Figure dataset records:
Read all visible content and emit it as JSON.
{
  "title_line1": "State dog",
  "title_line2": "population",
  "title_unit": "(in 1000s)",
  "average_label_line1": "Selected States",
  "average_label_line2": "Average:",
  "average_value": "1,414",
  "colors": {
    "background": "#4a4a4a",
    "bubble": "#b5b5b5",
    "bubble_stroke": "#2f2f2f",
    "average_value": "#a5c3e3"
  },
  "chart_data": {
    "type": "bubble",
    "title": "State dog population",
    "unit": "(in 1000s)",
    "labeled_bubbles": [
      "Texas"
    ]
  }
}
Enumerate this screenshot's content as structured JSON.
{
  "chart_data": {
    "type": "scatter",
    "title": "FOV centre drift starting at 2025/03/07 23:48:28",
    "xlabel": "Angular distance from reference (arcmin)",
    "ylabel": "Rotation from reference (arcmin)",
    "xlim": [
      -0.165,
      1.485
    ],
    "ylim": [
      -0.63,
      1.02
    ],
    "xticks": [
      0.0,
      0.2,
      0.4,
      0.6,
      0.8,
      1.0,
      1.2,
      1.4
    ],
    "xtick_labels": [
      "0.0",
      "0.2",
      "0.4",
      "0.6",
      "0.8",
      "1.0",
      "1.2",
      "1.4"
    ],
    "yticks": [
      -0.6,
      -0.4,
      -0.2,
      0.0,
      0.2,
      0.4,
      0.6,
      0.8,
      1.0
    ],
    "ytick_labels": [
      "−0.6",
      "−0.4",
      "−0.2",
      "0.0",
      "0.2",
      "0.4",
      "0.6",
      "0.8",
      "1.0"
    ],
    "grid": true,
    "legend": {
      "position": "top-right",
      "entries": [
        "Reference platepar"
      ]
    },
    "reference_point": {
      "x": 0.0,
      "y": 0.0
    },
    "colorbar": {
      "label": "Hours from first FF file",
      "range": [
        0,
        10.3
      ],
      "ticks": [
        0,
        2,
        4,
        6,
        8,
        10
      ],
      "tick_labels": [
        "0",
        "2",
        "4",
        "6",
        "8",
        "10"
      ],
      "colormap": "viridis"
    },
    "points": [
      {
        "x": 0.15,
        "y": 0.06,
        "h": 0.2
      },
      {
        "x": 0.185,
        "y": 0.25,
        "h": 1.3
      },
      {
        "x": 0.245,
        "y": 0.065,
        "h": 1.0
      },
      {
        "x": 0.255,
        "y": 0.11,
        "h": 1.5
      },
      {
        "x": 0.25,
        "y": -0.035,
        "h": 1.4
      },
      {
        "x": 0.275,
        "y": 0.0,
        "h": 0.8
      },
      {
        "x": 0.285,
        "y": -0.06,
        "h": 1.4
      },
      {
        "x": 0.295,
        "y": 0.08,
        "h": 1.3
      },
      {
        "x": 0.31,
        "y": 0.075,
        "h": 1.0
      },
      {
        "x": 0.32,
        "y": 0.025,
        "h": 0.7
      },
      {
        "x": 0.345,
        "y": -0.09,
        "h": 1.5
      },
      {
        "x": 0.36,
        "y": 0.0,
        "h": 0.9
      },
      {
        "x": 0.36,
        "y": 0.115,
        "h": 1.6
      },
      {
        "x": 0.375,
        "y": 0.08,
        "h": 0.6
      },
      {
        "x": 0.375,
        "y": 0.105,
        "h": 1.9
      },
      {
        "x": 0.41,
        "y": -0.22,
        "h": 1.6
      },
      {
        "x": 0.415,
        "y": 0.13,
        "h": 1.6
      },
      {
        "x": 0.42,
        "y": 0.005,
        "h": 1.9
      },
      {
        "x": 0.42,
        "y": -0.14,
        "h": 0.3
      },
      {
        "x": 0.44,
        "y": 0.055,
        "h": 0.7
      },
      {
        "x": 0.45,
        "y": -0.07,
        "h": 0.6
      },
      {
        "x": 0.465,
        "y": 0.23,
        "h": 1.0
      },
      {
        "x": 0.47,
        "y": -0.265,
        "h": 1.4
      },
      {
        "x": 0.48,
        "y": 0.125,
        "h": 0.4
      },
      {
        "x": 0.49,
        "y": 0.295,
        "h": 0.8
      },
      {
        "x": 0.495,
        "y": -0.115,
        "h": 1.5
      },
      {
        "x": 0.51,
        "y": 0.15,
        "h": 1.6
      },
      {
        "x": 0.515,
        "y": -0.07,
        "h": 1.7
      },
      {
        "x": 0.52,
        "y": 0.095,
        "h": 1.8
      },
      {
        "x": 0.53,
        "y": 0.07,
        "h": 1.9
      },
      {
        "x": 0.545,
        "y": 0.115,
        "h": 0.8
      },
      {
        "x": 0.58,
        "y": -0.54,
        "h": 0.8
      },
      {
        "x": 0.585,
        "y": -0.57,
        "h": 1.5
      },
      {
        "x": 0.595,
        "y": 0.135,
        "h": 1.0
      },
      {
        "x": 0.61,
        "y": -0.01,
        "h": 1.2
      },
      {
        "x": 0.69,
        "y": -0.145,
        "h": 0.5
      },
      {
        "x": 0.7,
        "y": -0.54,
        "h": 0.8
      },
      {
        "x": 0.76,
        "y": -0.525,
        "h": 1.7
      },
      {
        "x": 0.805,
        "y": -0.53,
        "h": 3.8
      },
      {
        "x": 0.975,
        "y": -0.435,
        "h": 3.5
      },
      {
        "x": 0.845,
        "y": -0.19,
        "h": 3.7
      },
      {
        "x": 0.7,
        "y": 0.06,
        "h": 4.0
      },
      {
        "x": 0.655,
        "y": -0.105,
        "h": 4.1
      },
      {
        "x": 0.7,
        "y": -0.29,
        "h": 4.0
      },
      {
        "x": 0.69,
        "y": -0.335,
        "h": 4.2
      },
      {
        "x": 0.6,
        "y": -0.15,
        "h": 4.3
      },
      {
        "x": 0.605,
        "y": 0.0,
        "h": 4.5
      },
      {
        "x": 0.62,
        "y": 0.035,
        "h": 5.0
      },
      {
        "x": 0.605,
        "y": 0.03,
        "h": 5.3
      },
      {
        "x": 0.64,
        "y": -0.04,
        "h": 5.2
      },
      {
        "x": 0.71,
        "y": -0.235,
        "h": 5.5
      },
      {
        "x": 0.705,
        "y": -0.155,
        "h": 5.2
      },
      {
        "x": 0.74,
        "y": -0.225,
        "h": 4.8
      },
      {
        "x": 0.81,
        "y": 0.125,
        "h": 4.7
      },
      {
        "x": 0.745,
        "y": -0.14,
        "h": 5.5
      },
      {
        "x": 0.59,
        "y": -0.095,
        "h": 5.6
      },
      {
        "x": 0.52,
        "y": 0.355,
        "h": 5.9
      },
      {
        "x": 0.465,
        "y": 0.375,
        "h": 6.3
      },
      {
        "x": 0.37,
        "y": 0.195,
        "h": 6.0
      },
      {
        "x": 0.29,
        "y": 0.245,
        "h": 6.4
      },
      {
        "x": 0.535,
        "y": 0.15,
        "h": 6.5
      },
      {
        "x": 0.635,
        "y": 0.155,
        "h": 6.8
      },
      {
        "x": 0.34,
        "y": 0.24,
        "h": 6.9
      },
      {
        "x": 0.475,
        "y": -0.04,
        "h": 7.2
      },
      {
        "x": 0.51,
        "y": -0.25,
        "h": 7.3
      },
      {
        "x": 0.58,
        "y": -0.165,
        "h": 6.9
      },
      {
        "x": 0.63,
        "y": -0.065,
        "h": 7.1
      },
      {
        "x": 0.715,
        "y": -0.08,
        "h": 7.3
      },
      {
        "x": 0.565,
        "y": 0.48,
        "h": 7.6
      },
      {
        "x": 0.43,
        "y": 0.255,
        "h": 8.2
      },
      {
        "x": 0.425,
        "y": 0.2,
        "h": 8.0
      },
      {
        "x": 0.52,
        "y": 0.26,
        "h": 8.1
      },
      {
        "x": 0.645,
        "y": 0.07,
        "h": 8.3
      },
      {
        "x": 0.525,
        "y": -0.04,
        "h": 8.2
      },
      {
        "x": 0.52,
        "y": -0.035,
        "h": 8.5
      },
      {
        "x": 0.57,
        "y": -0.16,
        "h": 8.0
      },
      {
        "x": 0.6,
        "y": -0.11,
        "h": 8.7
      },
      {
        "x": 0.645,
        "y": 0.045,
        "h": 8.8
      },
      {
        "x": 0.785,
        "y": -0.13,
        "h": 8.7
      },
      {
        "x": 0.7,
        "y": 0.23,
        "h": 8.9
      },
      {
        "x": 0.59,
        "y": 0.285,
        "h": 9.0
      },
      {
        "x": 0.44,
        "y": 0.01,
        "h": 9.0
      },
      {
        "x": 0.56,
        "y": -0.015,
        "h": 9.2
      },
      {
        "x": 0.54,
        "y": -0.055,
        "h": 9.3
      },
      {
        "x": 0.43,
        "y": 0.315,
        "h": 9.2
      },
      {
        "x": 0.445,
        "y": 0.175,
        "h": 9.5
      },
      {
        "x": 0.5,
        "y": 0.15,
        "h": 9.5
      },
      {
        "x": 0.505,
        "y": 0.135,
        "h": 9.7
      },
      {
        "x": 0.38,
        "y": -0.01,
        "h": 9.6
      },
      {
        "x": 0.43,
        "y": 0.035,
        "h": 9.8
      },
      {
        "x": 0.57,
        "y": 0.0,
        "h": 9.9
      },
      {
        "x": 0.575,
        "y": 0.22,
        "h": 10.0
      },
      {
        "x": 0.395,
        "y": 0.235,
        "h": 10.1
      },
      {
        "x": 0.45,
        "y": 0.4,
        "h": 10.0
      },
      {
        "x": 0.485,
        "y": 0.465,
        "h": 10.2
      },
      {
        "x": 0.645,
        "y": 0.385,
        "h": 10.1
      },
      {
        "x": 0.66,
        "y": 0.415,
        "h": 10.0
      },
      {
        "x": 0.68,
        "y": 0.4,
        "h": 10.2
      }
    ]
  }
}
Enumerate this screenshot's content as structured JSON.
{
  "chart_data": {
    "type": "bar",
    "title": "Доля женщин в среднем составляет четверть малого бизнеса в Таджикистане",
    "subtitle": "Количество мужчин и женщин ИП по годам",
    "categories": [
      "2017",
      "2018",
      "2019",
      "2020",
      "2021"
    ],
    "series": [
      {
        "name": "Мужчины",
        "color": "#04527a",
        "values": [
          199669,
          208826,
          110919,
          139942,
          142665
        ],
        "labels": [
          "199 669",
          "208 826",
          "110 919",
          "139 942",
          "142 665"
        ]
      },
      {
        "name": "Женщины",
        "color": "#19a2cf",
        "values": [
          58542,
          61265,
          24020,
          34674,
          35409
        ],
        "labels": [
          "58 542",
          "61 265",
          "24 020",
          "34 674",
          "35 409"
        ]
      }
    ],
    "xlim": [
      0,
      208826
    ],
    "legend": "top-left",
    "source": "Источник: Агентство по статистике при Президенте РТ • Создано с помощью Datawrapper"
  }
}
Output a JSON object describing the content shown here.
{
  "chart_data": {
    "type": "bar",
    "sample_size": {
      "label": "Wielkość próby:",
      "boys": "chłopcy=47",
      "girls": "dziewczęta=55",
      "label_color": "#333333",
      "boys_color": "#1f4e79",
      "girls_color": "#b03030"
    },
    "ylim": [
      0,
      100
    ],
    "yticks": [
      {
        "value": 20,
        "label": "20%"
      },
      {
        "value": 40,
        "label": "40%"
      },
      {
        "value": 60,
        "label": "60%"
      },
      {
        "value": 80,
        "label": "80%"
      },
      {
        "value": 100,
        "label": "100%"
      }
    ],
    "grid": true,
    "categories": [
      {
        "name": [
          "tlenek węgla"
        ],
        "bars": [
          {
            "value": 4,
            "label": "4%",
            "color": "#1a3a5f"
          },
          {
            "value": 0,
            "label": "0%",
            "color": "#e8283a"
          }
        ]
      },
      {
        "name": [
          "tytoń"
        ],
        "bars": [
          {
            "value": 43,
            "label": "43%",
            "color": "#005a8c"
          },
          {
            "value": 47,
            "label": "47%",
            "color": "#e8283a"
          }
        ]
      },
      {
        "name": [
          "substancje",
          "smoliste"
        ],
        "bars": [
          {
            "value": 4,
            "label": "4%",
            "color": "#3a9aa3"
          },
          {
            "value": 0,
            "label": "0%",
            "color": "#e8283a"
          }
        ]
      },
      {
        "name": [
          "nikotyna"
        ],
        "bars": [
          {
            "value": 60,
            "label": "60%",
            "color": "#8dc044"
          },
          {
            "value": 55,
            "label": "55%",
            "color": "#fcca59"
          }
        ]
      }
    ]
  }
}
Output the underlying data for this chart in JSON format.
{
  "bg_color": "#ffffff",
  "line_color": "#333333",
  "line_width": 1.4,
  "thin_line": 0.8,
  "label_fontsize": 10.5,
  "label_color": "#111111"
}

Work to be completed:
Using the material above, report each line where "type" occurs.

Exercise result:
    "type": "bubble",
    "type": "scatter",
    "type": "bar",
    "type": "bar",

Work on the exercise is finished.